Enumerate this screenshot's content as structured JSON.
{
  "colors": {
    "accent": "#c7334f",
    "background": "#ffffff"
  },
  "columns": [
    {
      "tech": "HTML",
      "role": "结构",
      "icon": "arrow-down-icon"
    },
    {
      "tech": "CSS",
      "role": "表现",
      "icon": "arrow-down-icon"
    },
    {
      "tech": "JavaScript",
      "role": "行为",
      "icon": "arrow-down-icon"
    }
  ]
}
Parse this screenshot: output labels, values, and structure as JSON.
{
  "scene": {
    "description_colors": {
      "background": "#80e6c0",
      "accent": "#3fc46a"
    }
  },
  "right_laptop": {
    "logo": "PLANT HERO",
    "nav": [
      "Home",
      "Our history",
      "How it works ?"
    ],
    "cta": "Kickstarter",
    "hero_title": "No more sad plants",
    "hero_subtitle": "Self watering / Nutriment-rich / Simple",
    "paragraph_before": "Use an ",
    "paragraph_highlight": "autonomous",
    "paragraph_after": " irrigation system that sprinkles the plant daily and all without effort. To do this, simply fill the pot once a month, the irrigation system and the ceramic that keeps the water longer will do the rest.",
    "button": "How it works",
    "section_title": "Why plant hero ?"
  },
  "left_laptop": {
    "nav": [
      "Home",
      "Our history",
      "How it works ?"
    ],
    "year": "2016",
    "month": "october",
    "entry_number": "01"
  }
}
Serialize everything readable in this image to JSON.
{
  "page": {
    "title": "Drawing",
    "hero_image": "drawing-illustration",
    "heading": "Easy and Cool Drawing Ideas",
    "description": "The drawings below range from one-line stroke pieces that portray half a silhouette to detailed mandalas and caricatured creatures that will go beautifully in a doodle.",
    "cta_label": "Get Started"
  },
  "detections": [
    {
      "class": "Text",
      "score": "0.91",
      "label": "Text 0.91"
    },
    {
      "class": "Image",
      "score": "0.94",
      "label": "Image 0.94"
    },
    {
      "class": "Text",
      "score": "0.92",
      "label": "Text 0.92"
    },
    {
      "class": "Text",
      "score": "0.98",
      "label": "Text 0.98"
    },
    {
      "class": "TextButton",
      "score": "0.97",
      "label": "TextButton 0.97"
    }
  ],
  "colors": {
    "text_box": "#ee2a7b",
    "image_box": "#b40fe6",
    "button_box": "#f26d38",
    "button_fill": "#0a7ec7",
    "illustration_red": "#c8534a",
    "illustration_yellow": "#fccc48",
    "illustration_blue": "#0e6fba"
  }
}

WORK INSTRUCTIONS
Extract the full listing above without alteration.

ANSWER TO THIS PROBLEM
Enumerate this screenshot's content as structured JSON.
{
  "colors": {
    "accent": "#c7334f",
    "background": "#ffffff"
  },
  "columns": [
    {
      "tech": "HTML",
      "role": "结构",
      "icon": "arrow-down-icon"
    },
    {
      "tech": "CSS",
      "role": "表现",
      "icon": "arrow-down-icon"
    },
    {
      "tech": "JavaScript",
      "role": "行为",
      "icon": "arrow-down-icon"
    }
  ]
}
Parse this screenshot: output labels, values, and structure as JSON.
{
  "scene": {
    "description_colors": {
      "background": "#80e6c0",
      "accent": "#3fc46a"
    }
  },
  "right_laptop": {
    "logo": "PLANT HERO",
    "nav": [
      "Home",
      "Our history",
      "How it works ?"
    ],
    "cta": "Kickstarter",
    "hero_title": "No more sad plants",
    "hero_subtitle": "Self watering / Nutriment-rich / Simple",
    "paragraph_before": "Use an ",
    "paragraph_highlight": "autonomous",
    "paragraph_after": " irrigation system that sprinkles the plant daily and all without effort. To do this, simply fill the pot once a month, the irrigation system and the ceramic that keeps the water longer will do the rest.",
    "button": "How it works",
    "section_title": "Why plant hero ?"
  },
  "left_laptop": {
    "nav": [
      "Home",
      "Our history",
      "How it works ?"
    ],
    "year": "2016",
    "month": "october",
    "entry_number": "01"
  }
}
Serialize everything readable in this image to JSON.
{
  "page": {
    "title": "Drawing",
    "hero_image": "drawing-illustration",
    "heading": "Easy and Cool Drawing Ideas",
    "description": "The drawings below range from one-line stroke pieces that portray half a silhouette to detailed mandalas and caricatured creatures that will go beautifully in a doodle.",
    "cta_label": "Get Started"
  },
  "detections": [
    {
      "class": "Text",
      "score": "0.91",
      "label": "Text 0.91"
    },
    {
      "class": "Image",
      "score": "0.94",
      "label": "Image 0.94"
    },
    {
      "class": "Text",
      "score": "0.92",
      "label": "Text 0.92"
    },
    {
      "class": "Text",
      "score": "0.98",
      "label": "Text 0.98"
    },
    {
      "class": "TextButton",
      "score": "0.97",
      "label": "TextButton 0.97"
    }
  ],
  "colors": {
    "text_box": "#ee2a7b",
    "image_box": "#b40fe6",
    "button_box": "#f26d38",
    "button_fill": "#0a7ec7",
    "illustration_red": "#c8534a",
    "illustration_yellow": "#fccc48",
    "illustration_blue": "#0e6fba"
  }
}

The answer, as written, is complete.